EXTRACTED INFORMATION >>
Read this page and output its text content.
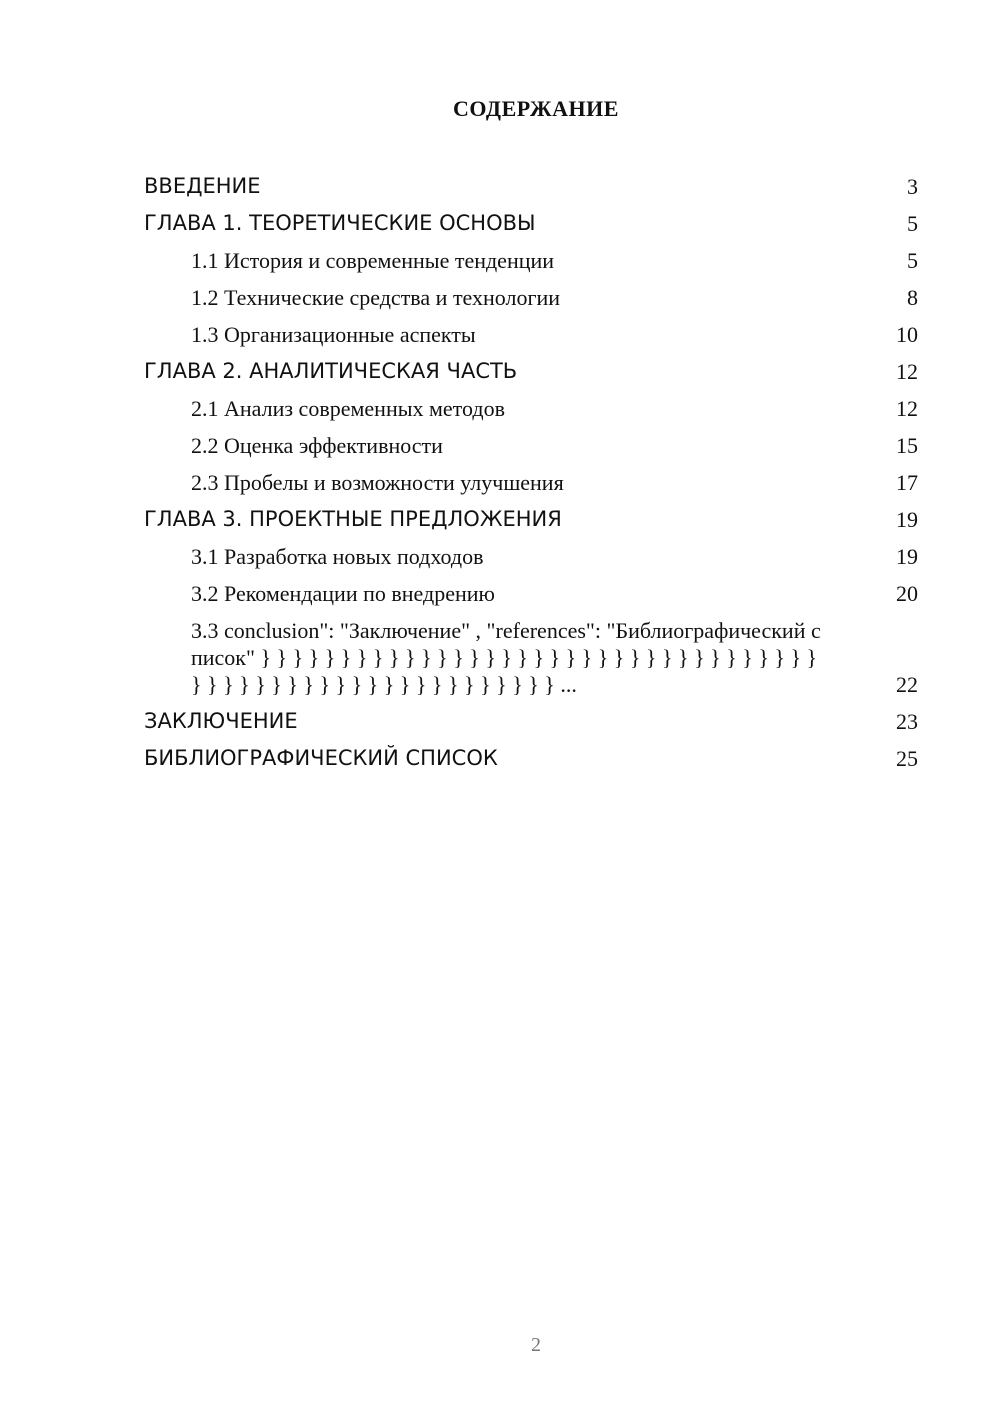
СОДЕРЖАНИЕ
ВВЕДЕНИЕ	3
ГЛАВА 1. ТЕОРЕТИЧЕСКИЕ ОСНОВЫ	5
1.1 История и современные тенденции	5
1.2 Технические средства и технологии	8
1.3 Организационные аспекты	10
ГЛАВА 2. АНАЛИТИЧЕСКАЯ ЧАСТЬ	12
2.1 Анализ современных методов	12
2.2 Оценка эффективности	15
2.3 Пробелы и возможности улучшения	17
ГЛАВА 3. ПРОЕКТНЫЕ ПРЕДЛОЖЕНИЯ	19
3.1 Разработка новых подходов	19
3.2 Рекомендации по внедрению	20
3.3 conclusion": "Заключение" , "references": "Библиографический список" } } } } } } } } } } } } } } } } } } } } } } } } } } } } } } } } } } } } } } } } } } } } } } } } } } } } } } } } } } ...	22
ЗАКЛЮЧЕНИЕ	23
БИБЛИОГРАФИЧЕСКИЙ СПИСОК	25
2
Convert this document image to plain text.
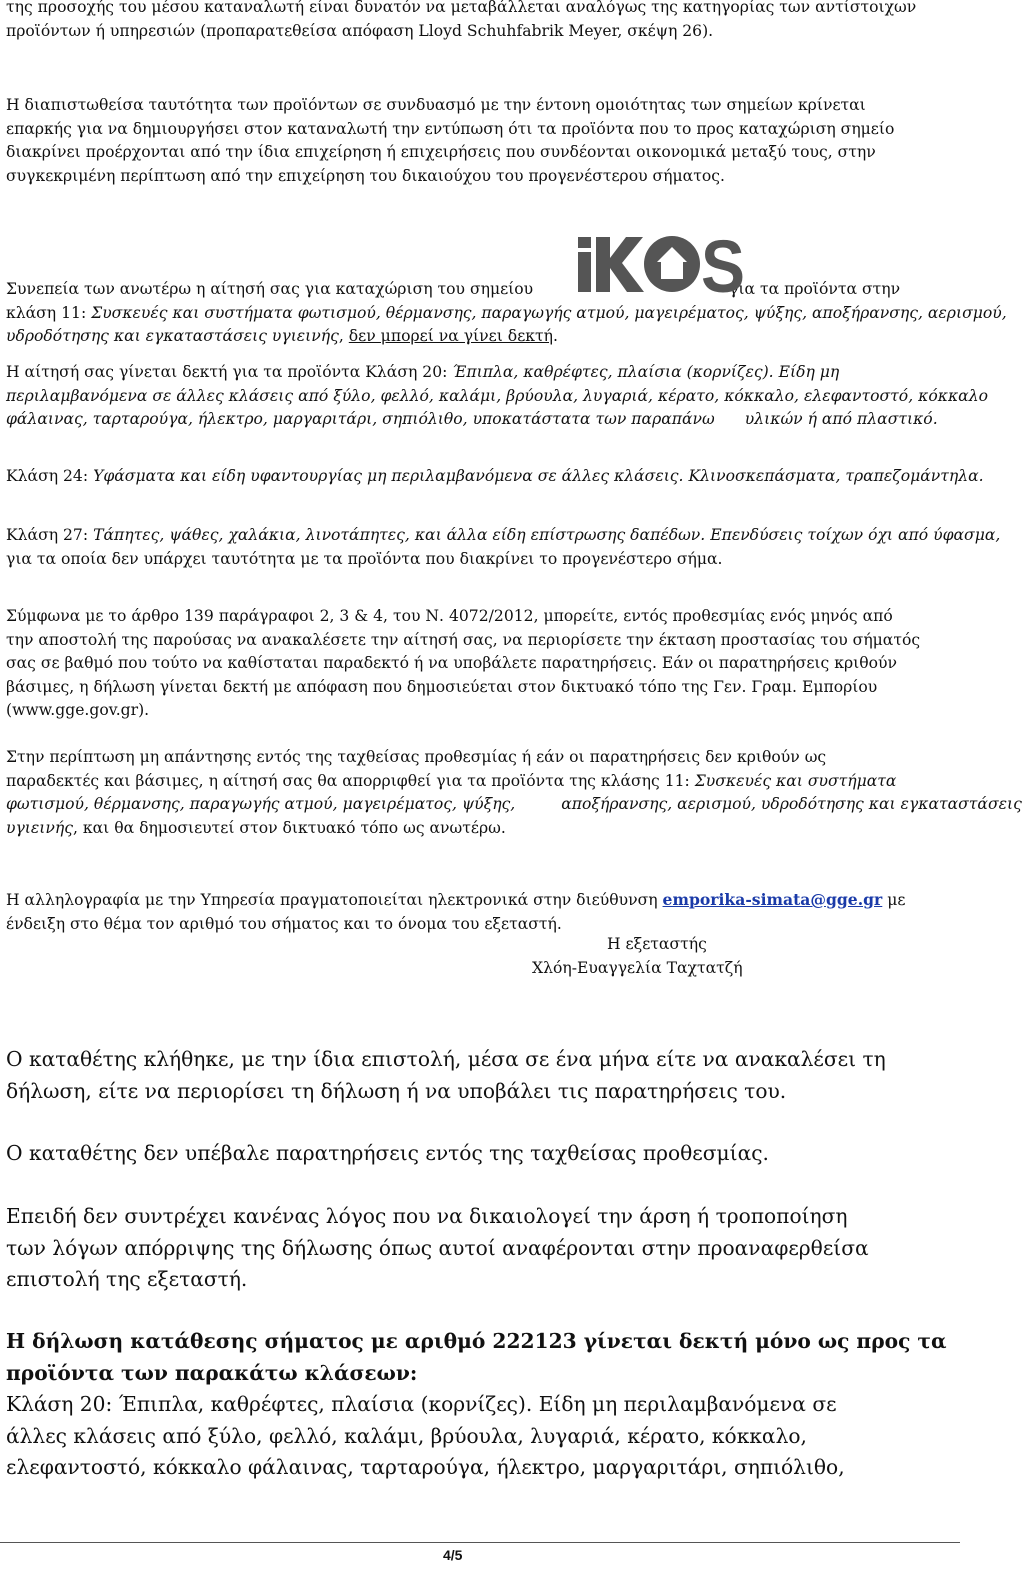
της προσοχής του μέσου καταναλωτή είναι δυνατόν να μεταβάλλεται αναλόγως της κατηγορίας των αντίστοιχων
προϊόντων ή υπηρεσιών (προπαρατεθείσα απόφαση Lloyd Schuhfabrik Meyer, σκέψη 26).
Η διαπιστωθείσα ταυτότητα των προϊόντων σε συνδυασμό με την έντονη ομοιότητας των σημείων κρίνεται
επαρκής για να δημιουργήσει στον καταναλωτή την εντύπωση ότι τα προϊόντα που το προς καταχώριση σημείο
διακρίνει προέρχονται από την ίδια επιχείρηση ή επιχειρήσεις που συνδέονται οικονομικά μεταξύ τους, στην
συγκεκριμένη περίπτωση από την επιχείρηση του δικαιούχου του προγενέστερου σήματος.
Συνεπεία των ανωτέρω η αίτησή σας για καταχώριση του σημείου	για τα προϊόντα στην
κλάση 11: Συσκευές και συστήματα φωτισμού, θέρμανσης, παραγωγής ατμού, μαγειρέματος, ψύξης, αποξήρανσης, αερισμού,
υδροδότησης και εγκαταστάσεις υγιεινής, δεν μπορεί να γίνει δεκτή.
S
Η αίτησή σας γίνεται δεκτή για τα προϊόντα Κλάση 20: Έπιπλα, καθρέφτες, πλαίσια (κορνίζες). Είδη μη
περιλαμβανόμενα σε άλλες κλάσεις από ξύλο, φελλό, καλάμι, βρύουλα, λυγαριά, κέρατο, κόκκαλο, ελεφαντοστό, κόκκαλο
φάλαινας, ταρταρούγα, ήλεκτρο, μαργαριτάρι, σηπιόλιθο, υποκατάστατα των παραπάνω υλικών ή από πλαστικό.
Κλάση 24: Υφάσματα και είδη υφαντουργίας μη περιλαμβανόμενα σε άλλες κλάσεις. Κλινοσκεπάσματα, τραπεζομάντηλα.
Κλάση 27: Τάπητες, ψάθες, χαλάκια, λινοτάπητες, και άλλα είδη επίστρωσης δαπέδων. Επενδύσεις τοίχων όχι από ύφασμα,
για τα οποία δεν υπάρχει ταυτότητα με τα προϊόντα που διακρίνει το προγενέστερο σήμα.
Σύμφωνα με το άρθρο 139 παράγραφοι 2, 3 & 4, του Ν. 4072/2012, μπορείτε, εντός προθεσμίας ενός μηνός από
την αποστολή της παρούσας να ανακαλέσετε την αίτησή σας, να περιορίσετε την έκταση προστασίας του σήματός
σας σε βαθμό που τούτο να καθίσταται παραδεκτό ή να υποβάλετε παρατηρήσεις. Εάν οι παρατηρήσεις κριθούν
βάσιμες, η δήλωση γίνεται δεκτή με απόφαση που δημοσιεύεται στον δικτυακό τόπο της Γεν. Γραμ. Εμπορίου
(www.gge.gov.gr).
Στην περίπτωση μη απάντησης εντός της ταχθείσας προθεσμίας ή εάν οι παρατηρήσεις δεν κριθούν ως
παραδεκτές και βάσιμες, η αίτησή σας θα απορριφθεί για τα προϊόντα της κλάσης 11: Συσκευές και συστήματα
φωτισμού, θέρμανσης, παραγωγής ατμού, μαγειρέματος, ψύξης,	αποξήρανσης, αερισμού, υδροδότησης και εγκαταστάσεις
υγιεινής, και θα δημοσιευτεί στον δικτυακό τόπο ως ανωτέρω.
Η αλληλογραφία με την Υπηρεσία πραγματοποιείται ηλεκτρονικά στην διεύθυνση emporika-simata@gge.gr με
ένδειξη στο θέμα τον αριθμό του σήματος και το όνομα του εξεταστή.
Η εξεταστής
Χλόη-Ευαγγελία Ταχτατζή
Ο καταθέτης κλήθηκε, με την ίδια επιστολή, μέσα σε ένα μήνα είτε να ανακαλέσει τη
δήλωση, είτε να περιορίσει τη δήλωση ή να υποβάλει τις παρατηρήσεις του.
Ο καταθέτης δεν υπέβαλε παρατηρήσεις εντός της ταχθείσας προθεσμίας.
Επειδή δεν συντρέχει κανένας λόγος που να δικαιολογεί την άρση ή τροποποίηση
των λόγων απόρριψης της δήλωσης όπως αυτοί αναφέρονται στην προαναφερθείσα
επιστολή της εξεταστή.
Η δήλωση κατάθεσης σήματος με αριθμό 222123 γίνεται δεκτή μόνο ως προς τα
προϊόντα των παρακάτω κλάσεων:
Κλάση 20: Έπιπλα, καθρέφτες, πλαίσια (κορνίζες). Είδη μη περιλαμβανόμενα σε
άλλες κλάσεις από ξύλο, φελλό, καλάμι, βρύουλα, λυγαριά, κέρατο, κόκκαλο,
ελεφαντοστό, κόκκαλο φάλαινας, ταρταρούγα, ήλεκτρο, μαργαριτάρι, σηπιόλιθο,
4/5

GOAL >>
Using the records above, output their complete text exactly, minus any images.

THE SOLUTION >>
Read this page and output its text content.
СОДЕРЖАНИЕ
ВВЕДЕНИЕ	3
ГЛАВА 1. ТЕОРЕТИЧЕСКИЕ ОСНОВЫ	5
1.1 История и современные тенденции	5
1.2 Технические средства и технологии	8
1.3 Организационные аспекты	10
ГЛАВА 2. АНАЛИТИЧЕСКАЯ ЧАСТЬ	12
2.1 Анализ современных методов	12
2.2 Оценка эффективности	15
2.3 Пробелы и возможности улучшения	17
ГЛАВА 3. ПРОЕКТНЫЕ ПРЕДЛОЖЕНИЯ	19
3.1 Разработка новых подходов	19
3.2 Рекомендации по внедрению	20
3.3 conclusion": "Заключение" , "references": "Библиографический список" } } } } } } } } } } } } } } } } } } } } } } } } } } } } } } } } } } } } } } } } } } } } } } } } } } } } } } } } } } ...	22
ЗАКЛЮЧЕНИЕ	23
БИБЛИОГРАФИЧЕСКИЙ СПИСОК	25
2
Convert this document image to plain text.
της προσοχής του μέσου καταναλωτή είναι δυνατόν να μεταβάλλεται αναλόγως της κατηγορίας των αντίστοιχων
προϊόντων ή υπηρεσιών (προπαρατεθείσα απόφαση Lloyd Schuhfabrik Meyer, σκέψη 26).
Η διαπιστωθείσα ταυτότητα των προϊόντων σε συνδυασμό με την έντονη ομοιότητας των σημείων κρίνεται
επαρκής για να δημιουργήσει στον καταναλωτή την εντύπωση ότι τα προϊόντα που το προς καταχώριση σημείο
διακρίνει προέρχονται από την ίδια επιχείρηση ή επιχειρήσεις που συνδέονται οικονομικά μεταξύ τους, στην
συγκεκριμένη περίπτωση από την επιχείρηση του δικαιούχου του προγενέστερου σήματος.
Συνεπεία των ανωτέρω η αίτησή σας για καταχώριση του σημείου	για τα προϊόντα στην
κλάση 11: Συσκευές και συστήματα φωτισμού, θέρμανσης, παραγωγής ατμού, μαγειρέματος, ψύξης, αποξήρανσης, αερισμού,
υδροδότησης και εγκαταστάσεις υγιεινής, δεν μπορεί να γίνει δεκτή.
S
Η αίτησή σας γίνεται δεκτή για τα προϊόντα Κλάση 20: Έπιπλα, καθρέφτες, πλαίσια (κορνίζες). Είδη μη
περιλαμβανόμενα σε άλλες κλάσεις από ξύλο, φελλό, καλάμι, βρύουλα, λυγαριά, κέρατο, κόκκαλο, ελεφαντοστό, κόκκαλο
φάλαινας, ταρταρούγα, ήλεκτρο, μαργαριτάρι, σηπιόλιθο, υποκατάστατα των παραπάνω υλικών ή από πλαστικό.
Κλάση 24: Υφάσματα και είδη υφαντουργίας μη περιλαμβανόμενα σε άλλες κλάσεις. Κλινοσκεπάσματα, τραπεζομάντηλα.
Κλάση 27: Τάπητες, ψάθες, χαλάκια, λινοτάπητες, και άλλα είδη επίστρωσης δαπέδων. Επενδύσεις τοίχων όχι από ύφασμα,
για τα οποία δεν υπάρχει ταυτότητα με τα προϊόντα που διακρίνει το προγενέστερο σήμα.
Σύμφωνα με το άρθρο 139 παράγραφοι 2, 3 & 4, του Ν. 4072/2012, μπορείτε, εντός προθεσμίας ενός μηνός από
την αποστολή της παρούσας να ανακαλέσετε την αίτησή σας, να περιορίσετε την έκταση προστασίας του σήματός
σας σε βαθμό που τούτο να καθίσταται παραδεκτό ή να υποβάλετε παρατηρήσεις. Εάν οι παρατηρήσεις κριθούν
βάσιμες, η δήλωση γίνεται δεκτή με απόφαση που δημοσιεύεται στον δικτυακό τόπο της Γεν. Γραμ. Εμπορίου
(www.gge.gov.gr).
Στην περίπτωση μη απάντησης εντός της ταχθείσας προθεσμίας ή εάν οι παρατηρήσεις δεν κριθούν ως
παραδεκτές και βάσιμες, η αίτησή σας θα απορριφθεί για τα προϊόντα της κλάσης 11: Συσκευές και συστήματα
φωτισμού, θέρμανσης, παραγωγής ατμού, μαγειρέματος, ψύξης,	αποξήρανσης, αερισμού, υδροδότησης και εγκαταστάσεις
υγιεινής, και θα δημοσιευτεί στον δικτυακό τόπο ως ανωτέρω.
Η αλληλογραφία με την Υπηρεσία πραγματοποιείται ηλεκτρονικά στην διεύθυνση emporika-simata@gge.gr με
ένδειξη στο θέμα τον αριθμό του σήματος και το όνομα του εξεταστή.
Η εξεταστής
Χλόη-Ευαγγελία Ταχτατζή
Ο καταθέτης κλήθηκε, με την ίδια επιστολή, μέσα σε ένα μήνα είτε να ανακαλέσει τη
δήλωση, είτε να περιορίσει τη δήλωση ή να υποβάλει τις παρατηρήσεις του.
Ο καταθέτης δεν υπέβαλε παρατηρήσεις εντός της ταχθείσας προθεσμίας.
Επειδή δεν συντρέχει κανένας λόγος που να δικαιολογεί την άρση ή τροποποίηση
των λόγων απόρριψης της δήλωσης όπως αυτοί αναφέρονται στην προαναφερθείσα
επιστολή της εξεταστή.
Η δήλωση κατάθεσης σήματος με αριθμό 222123 γίνεται δεκτή μόνο ως προς τα
προϊόντα των παρακάτω κλάσεων:
Κλάση 20: Έπιπλα, καθρέφτες, πλαίσια (κορνίζες). Είδη μη περιλαμβανόμενα σε
άλλες κλάσεις από ξύλο, φελλό, καλάμι, βρύουλα, λυγαριά, κέρατο, κόκκαλο,
ελεφαντοστό, κόκκαλο φάλαινας, ταρταρούγα, ήλεκτρο, μαργαριτάρι, σηπιόλιθο,
4/5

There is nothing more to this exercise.